**Exercise requirements**
Give the listing again exactly, omitting its images.

**Record set**
--

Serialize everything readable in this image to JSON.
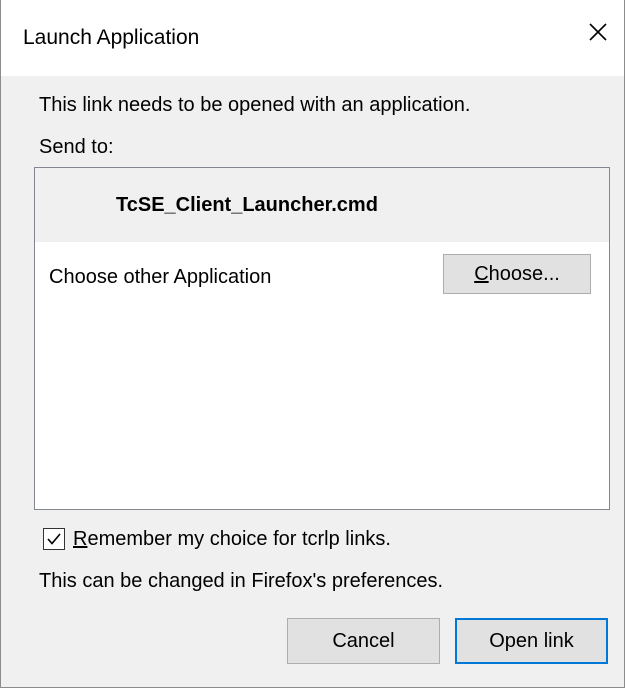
{
  "dialog": {
    "title": "Launch Application",
    "close_icon": "close-icon",
    "message": "This link needs to be opened with an application.",
    "send_to_label": "Send to:",
    "applications": [
      {
        "name": "TcSE_Client_Launcher.cmd",
        "selected": true
      }
    ],
    "choose_other_label": "Choose other Application",
    "choose_button": {
      "mnemonic": "C",
      "rest": "hoose..."
    },
    "remember": {
      "checked": true,
      "mnemonic": "R",
      "rest": "emember my choice for tcrlp links."
    },
    "preferences_note": "This can be changed in Firefox's preferences.",
    "buttons": {
      "cancel": "Cancel",
      "open": "Open link"
    }
  },
  "colors": {
    "background": "#f0f0f0",
    "titlebar": "#ffffff",
    "button_face": "#e1e1e1",
    "default_button_border": "#0078d7"
  }
}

--

**Answer for this exercise**
Serialize everything readable in this image to JSON.
{
  "dialog": {
    "title": "Launch Application",
    "close_icon": "close-icon",
    "message": "This link needs to be opened with an application.",
    "send_to_label": "Send to:",
    "applications": [
      {
        "name": "TcSE_Client_Launcher.cmd",
        "selected": true
      }
    ],
    "choose_other_label": "Choose other Application",
    "choose_button": {
      "mnemonic": "C",
      "rest": "hoose..."
    },
    "remember": {
      "checked": true,
      "mnemonic": "R",
      "rest": "emember my choice for tcrlp links."
    },
    "preferences_note": "This can be changed in Firefox's preferences.",
    "buttons": {
      "cancel": "Cancel",
      "open": "Open link"
    }
  },
  "colors": {
    "background": "#f0f0f0",
    "titlebar": "#ffffff",
    "button_face": "#e1e1e1",
    "default_button_border": "#0078d7"
  }
}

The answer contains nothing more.